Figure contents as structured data
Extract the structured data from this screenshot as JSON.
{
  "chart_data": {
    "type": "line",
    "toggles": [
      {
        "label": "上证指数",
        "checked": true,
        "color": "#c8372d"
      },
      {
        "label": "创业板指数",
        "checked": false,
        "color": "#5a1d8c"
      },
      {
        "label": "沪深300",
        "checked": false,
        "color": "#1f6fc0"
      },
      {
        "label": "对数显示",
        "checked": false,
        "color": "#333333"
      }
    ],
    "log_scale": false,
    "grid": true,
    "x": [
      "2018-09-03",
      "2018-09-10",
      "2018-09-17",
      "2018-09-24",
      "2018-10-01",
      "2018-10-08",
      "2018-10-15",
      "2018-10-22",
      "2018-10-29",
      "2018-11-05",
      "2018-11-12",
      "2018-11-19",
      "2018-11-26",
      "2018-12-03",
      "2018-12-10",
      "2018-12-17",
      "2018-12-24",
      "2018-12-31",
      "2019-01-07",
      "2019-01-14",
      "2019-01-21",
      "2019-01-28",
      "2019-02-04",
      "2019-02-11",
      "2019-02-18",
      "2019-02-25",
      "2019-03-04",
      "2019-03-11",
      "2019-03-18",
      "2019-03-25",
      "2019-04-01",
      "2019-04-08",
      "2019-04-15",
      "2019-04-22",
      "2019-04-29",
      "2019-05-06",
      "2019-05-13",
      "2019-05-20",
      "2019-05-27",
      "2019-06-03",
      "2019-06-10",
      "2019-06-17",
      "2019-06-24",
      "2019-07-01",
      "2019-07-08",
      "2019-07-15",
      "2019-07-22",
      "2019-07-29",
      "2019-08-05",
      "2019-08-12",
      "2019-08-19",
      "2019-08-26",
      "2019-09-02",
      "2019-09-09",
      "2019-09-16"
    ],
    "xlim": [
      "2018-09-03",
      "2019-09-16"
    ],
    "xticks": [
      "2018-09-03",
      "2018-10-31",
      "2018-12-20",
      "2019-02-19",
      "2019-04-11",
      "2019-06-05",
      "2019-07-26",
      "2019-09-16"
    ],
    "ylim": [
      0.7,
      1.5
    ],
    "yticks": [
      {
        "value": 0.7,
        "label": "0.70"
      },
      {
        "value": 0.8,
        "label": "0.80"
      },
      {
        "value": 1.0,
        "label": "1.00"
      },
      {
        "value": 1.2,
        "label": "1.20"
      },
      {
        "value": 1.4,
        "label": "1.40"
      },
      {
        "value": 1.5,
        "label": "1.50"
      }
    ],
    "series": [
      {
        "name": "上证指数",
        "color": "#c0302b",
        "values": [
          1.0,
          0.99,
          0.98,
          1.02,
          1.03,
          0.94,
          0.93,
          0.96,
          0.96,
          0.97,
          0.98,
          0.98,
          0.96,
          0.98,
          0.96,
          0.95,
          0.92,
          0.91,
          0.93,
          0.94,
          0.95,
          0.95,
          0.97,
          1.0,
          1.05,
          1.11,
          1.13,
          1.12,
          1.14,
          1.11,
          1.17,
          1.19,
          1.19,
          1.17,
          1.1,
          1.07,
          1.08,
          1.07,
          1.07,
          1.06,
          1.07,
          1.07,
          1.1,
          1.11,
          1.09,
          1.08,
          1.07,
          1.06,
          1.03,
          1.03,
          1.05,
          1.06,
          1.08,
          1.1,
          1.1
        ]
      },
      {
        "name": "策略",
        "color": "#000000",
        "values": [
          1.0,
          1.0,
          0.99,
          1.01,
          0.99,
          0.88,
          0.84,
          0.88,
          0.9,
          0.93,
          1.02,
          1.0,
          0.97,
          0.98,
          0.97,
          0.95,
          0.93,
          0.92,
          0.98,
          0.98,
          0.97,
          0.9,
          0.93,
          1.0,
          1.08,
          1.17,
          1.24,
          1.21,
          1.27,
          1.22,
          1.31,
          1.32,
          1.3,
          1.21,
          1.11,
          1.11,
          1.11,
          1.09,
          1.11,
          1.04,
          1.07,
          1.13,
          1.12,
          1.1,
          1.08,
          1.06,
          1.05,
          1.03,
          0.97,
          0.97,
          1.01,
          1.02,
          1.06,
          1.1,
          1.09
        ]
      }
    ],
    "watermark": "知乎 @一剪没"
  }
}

■ THE EXERCISE
Search the listing for the word "color". Copy every line in which it occurs.

■ RESPONSE BELOW
        "color": "#c8372d"
        "color": "#5a1d8c"
        "color": "#1f6fc0"
        "color": "#333333"
        "color": "#c0302b",
        "color": "#000000",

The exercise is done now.